- _Set problem_: Transcribe each entry below exactly. Pictures do not go in the copy.

- _Record set_:

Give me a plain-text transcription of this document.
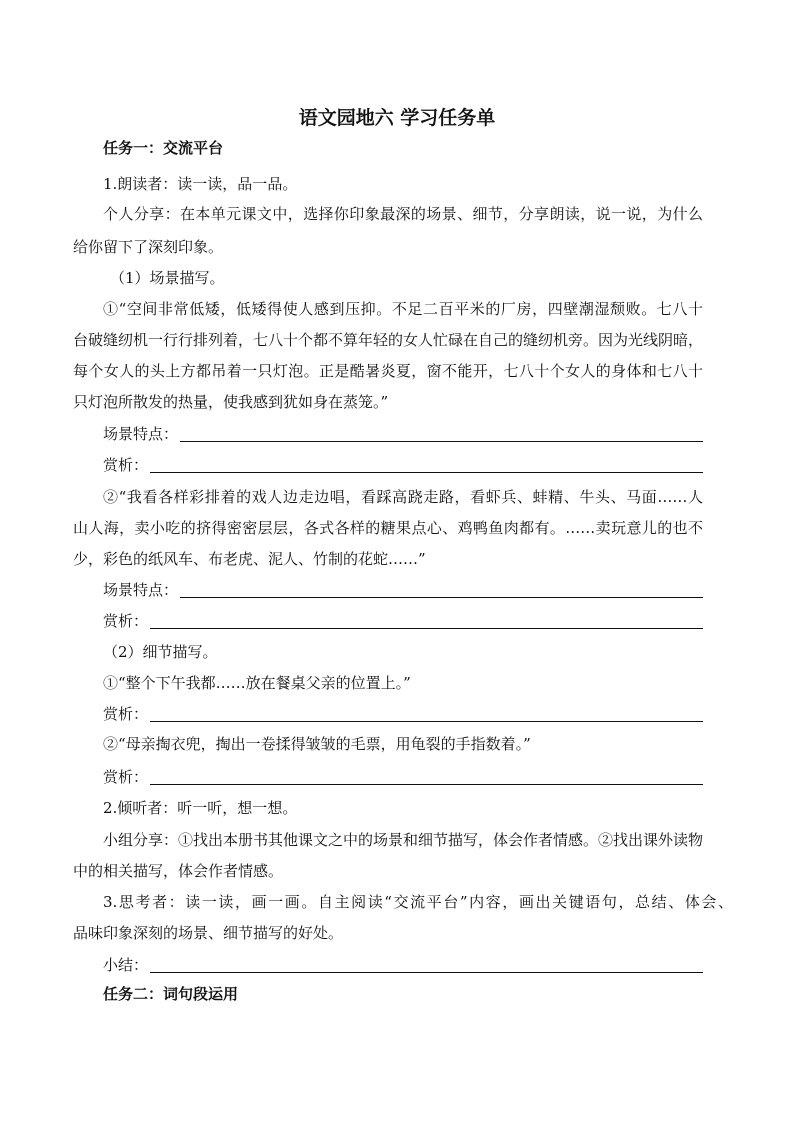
语文园地六 学习任务单
任务一：交流平台
1.朗读者：读一读，品一品。
个人分享：在本单元课文中，选择你印象最深的场景、细节，分享朗读，说一说，为什么
给你留下了深刻印象。
（1）场景描写。
①“空间非常低矮，低矮得使人感到压抑。不足二百平米的厂房，四壁潮湿颓败。七八十
台破缝纫机一行行排列着，七八十个都不算年轻的女人忙碌在自己的缝纫机旁。因为光线阴暗，
每个女人的头上方都吊着一只灯泡。正是酷暑炎夏，窗不能开，七八十个女人的身体和七八十
只灯泡所散发的热量，使我感到犹如身在蒸笼。”
场景特点：
赏析：
②“我看各样彩排着的戏人边走边唱，看踩高跷走路，看虾兵、蚌精、牛头、马面……人
山人海，卖小吃的挤得密密层层，各式各样的糖果点心、鸡鸭鱼肉都有。……卖玩意儿的也不
少，彩色的纸风车、布老虎、泥人、竹制的花蛇……”
场景特点：
赏析：
（2）细节描写。
①“整个下午我都……放在餐桌父亲的位置上。”
赏析：
②“母亲掏衣兜，掏出一卷揉得皱皱的毛票，用龟裂的手指数着。”
赏析：
2.倾听者：听一听，想一想。
小组分享：①找出本册书其他课文之中的场景和细节描写，体会作者情感。②找出课外读物
中的相关描写，体会作者情感。
3.思考者：读一读，画一画。自主阅读“交流平台”内容，画出关键语句，总结、体会、
品味印象深刻的场景、细节描写的好处。
小结：
任务二：词句段运用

- _Full answer_:
Give me a plain-text transcription of this document.
语文园地六 学习任务单
任务一：交流平台
1.朗读者：读一读，品一品。
个人分享：在本单元课文中，选择你印象最深的场景、细节，分享朗读，说一说，为什么
给你留下了深刻印象。
（1）场景描写。
①“空间非常低矮，低矮得使人感到压抑。不足二百平米的厂房，四壁潮湿颓败。七八十
台破缝纫机一行行排列着，七八十个都不算年轻的女人忙碌在自己的缝纫机旁。因为光线阴暗，
每个女人的头上方都吊着一只灯泡。正是酷暑炎夏，窗不能开，七八十个女人的身体和七八十
只灯泡所散发的热量，使我感到犹如身在蒸笼。”
场景特点：
赏析：
②“我看各样彩排着的戏人边走边唱，看踩高跷走路，看虾兵、蚌精、牛头、马面……人
山人海，卖小吃的挤得密密层层，各式各样的糖果点心、鸡鸭鱼肉都有。……卖玩意儿的也不
少，彩色的纸风车、布老虎、泥人、竹制的花蛇……”
场景特点：
赏析：
（2）细节描写。
①“整个下午我都……放在餐桌父亲的位置上。”
赏析：
②“母亲掏衣兜，掏出一卷揉得皱皱的毛票，用龟裂的手指数着。”
赏析：
2.倾听者：听一听，想一想。
小组分享：①找出本册书其他课文之中的场景和细节描写，体会作者情感。②找出课外读物
中的相关描写，体会作者情感。
3.思考者：读一读，画一画。自主阅读“交流平台”内容，画出关键语句，总结、体会、
品味印象深刻的场景、细节描写的好处。
小结：
任务二：词句段运用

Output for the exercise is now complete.